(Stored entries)

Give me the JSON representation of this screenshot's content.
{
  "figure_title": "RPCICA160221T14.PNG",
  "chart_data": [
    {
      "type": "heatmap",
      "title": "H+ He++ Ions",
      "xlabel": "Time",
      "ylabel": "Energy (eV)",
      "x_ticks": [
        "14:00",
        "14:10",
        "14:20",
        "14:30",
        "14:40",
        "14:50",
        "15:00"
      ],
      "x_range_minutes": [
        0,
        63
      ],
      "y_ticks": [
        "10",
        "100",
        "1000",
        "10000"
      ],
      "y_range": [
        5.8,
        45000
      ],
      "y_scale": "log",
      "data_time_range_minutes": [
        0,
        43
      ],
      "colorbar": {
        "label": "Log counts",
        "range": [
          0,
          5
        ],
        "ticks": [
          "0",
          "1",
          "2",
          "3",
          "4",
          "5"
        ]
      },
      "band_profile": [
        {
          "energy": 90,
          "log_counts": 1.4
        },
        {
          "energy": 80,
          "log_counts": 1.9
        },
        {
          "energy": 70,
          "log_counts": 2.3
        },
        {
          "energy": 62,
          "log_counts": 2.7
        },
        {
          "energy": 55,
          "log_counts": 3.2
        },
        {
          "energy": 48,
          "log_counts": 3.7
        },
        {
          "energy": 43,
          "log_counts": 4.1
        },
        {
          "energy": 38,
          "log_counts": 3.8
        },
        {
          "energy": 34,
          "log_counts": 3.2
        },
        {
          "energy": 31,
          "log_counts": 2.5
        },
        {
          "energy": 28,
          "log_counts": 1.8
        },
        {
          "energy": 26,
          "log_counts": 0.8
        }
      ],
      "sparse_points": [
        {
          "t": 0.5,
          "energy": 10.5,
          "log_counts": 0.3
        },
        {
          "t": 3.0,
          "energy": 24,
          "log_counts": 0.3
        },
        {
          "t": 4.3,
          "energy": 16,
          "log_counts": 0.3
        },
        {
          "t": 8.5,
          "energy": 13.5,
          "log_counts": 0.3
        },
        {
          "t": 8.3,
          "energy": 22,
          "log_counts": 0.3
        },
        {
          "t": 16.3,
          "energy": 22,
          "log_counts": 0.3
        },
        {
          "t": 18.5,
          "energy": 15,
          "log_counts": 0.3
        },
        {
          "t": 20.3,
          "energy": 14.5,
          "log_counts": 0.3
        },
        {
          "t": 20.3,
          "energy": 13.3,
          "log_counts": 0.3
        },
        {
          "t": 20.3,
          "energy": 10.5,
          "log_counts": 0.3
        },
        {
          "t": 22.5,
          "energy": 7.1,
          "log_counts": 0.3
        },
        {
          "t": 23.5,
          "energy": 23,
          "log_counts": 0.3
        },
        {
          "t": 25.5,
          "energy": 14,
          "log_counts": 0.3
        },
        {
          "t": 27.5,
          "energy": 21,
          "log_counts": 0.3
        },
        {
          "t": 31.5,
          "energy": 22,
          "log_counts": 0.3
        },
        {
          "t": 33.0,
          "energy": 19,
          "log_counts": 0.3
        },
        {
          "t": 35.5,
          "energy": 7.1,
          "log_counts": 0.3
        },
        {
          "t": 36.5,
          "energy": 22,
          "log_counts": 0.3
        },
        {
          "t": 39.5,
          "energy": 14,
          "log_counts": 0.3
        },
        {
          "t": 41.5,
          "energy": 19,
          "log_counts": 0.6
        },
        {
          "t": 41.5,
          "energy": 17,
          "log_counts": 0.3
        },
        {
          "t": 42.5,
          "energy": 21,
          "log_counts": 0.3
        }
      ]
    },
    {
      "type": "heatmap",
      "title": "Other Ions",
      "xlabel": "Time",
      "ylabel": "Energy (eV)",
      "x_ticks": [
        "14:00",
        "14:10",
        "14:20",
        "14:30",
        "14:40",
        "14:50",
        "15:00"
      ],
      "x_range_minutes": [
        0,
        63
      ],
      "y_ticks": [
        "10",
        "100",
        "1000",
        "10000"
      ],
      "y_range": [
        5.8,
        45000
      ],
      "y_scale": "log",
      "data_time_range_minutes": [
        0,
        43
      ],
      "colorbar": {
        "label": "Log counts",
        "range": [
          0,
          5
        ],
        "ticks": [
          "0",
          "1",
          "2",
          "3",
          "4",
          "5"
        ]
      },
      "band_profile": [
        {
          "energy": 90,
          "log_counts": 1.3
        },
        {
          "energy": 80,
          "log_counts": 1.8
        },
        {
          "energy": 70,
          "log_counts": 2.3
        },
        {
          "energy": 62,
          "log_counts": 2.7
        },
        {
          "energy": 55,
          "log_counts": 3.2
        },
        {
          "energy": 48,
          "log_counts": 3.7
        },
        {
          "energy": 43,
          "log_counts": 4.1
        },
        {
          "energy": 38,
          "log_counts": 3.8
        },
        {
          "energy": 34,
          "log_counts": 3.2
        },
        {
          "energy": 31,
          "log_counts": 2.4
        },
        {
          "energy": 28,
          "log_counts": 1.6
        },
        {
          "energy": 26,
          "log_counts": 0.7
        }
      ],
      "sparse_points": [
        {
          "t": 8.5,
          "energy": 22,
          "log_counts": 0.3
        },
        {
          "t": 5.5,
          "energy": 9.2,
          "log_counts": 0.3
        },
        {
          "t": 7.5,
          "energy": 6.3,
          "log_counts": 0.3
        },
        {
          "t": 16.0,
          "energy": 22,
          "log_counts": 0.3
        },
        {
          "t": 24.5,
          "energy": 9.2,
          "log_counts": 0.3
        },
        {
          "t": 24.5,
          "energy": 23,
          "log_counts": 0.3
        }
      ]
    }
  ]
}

● **Task instructions**: Set down the entries above again, word for word.

● **Expected output**:
Give me the JSON representation of this screenshot's content.
{
  "figure_title": "RPCICA160221T14.PNG",
  "chart_data": [
    {
      "type": "heatmap",
      "title": "H+ He++ Ions",
      "xlabel": "Time",
      "ylabel": "Energy (eV)",
      "x_ticks": [
        "14:00",
        "14:10",
        "14:20",
        "14:30",
        "14:40",
        "14:50",
        "15:00"
      ],
      "x_range_minutes": [
        0,
        63
      ],
      "y_ticks": [
        "10",
        "100",
        "1000",
        "10000"
      ],
      "y_range": [
        5.8,
        45000
      ],
      "y_scale": "log",
      "data_time_range_minutes": [
        0,
        43
      ],
      "colorbar": {
        "label": "Log counts",
        "range": [
          0,
          5
        ],
        "ticks": [
          "0",
          "1",
          "2",
          "3",
          "4",
          "5"
        ]
      },
      "band_profile": [
        {
          "energy": 90,
          "log_counts": 1.4
        },
        {
          "energy": 80,
          "log_counts": 1.9
        },
        {
          "energy": 70,
          "log_counts": 2.3
        },
        {
          "energy": 62,
          "log_counts": 2.7
        },
        {
          "energy": 55,
          "log_counts": 3.2
        },
        {
          "energy": 48,
          "log_counts": 3.7
        },
        {
          "energy": 43,
          "log_counts": 4.1
        },
        {
          "energy": 38,
          "log_counts": 3.8
        },
        {
          "energy": 34,
          "log_counts": 3.2
        },
        {
          "energy": 31,
          "log_counts": 2.5
        },
        {
          "energy": 28,
          "log_counts": 1.8
        },
        {
          "energy": 26,
          "log_counts": 0.8
        }
      ],
      "sparse_points": [
        {
          "t": 0.5,
          "energy": 10.5,
          "log_counts": 0.3
        },
        {
          "t": 3.0,
          "energy": 24,
          "log_counts": 0.3
        },
        {
          "t": 4.3,
          "energy": 16,
          "log_counts": 0.3
        },
        {
          "t": 8.5,
          "energy": 13.5,
          "log_counts": 0.3
        },
        {
          "t": 8.3,
          "energy": 22,
          "log_counts": 0.3
        },
        {
          "t": 16.3,
          "energy": 22,
          "log_counts": 0.3
        },
        {
          "t": 18.5,
          "energy": 15,
          "log_counts": 0.3
        },
        {
          "t": 20.3,
          "energy": 14.5,
          "log_counts": 0.3
        },
        {
          "t": 20.3,
          "energy": 13.3,
          "log_counts": 0.3
        },
        {
          "t": 20.3,
          "energy": 10.5,
          "log_counts": 0.3
        },
        {
          "t": 22.5,
          "energy": 7.1,
          "log_counts": 0.3
        },
        {
          "t": 23.5,
          "energy": 23,
          "log_counts": 0.3
        },
        {
          "t": 25.5,
          "energy": 14,
          "log_counts": 0.3
        },
        {
          "t": 27.5,
          "energy": 21,
          "log_counts": 0.3
        },
        {
          "t": 31.5,
          "energy": 22,
          "log_counts": 0.3
        },
        {
          "t": 33.0,
          "energy": 19,
          "log_counts": 0.3
        },
        {
          "t": 35.5,
          "energy": 7.1,
          "log_counts": 0.3
        },
        {
          "t": 36.5,
          "energy": 22,
          "log_counts": 0.3
        },
        {
          "t": 39.5,
          "energy": 14,
          "log_counts": 0.3
        },
        {
          "t": 41.5,
          "energy": 19,
          "log_counts": 0.6
        },
        {
          "t": 41.5,
          "energy": 17,
          "log_counts": 0.3
        },
        {
          "t": 42.5,
          "energy": 21,
          "log_counts": 0.3
        }
      ]
    },
    {
      "type": "heatmap",
      "title": "Other Ions",
      "xlabel": "Time",
      "ylabel": "Energy (eV)",
      "x_ticks": [
        "14:00",
        "14:10",
        "14:20",
        "14:30",
        "14:40",
        "14:50",
        "15:00"
      ],
      "x_range_minutes": [
        0,
        63
      ],
      "y_ticks": [
        "10",
        "100",
        "1000",
        "10000"
      ],
      "y_range": [
        5.8,
        45000
      ],
      "y_scale": "log",
      "data_time_range_minutes": [
        0,
        43
      ],
      "colorbar": {
        "label": "Log counts",
        "range": [
          0,
          5
        ],
        "ticks": [
          "0",
          "1",
          "2",
          "3",
          "4",
          "5"
        ]
      },
      "band_profile": [
        {
          "energy": 90,
          "log_counts": 1.3
        },
        {
          "energy": 80,
          "log_counts": 1.8
        },
        {
          "energy": 70,
          "log_counts": 2.3
        },
        {
          "energy": 62,
          "log_counts": 2.7
        },
        {
          "energy": 55,
          "log_counts": 3.2
        },
        {
          "energy": 48,
          "log_counts": 3.7
        },
        {
          "energy": 43,
          "log_counts": 4.1
        },
        {
          "energy": 38,
          "log_counts": 3.8
        },
        {
          "energy": 34,
          "log_counts": 3.2
        },
        {
          "energy": 31,
          "log_counts": 2.4
        },
        {
          "energy": 28,
          "log_counts": 1.6
        },
        {
          "energy": 26,
          "log_counts": 0.7
        }
      ],
      "sparse_points": [
        {
          "t": 8.5,
          "energy": 22,
          "log_counts": 0.3
        },
        {
          "t": 5.5,
          "energy": 9.2,
          "log_counts": 0.3
        },
        {
          "t": 7.5,
          "energy": 6.3,
          "log_counts": 0.3
        },
        {
          "t": 16.0,
          "energy": 22,
          "log_counts": 0.3
        },
        {
          "t": 24.5,
          "energy": 9.2,
          "log_counts": 0.3
        },
        {
          "t": 24.5,
          "energy": 23,
          "log_counts": 0.3
        }
      ]
    }
  ]
}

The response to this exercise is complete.